What you will do - Locate the word "فایل" in the data below, then copy every line that holds it.
##### Data to process #####
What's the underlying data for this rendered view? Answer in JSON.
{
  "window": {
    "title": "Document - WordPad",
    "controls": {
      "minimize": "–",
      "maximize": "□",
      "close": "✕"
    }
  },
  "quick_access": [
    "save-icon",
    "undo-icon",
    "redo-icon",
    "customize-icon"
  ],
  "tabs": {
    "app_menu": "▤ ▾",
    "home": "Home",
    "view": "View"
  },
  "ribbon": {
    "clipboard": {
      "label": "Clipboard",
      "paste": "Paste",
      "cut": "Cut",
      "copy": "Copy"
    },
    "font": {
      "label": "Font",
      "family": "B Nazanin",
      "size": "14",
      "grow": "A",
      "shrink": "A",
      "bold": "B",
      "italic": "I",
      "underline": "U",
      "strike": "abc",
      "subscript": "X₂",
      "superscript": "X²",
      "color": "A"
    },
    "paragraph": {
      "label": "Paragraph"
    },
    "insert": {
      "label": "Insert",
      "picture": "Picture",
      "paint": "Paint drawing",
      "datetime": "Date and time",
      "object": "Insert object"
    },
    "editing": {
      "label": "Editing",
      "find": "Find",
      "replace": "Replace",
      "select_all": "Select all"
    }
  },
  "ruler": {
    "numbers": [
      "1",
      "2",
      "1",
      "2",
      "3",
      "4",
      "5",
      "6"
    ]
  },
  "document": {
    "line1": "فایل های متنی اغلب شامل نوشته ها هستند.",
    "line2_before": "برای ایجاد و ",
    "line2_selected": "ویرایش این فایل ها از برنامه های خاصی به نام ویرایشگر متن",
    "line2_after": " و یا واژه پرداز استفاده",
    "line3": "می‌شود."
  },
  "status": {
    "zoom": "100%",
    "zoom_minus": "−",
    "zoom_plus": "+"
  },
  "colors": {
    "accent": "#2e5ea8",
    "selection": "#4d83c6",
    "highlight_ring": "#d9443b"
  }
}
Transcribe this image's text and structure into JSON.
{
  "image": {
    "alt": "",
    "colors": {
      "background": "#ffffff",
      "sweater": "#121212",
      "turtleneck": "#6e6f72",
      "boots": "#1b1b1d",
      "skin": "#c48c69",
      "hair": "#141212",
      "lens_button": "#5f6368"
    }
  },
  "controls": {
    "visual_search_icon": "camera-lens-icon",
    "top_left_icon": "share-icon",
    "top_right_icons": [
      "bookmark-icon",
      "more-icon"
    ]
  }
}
#####
Written reply -
    "line1": "فایل های متنی اغلب شامل نوشته ها هستند.",
    "line2_selected": "ویرایش این فایل ها از برنامه های خاصی به نام ویرایشگر متن",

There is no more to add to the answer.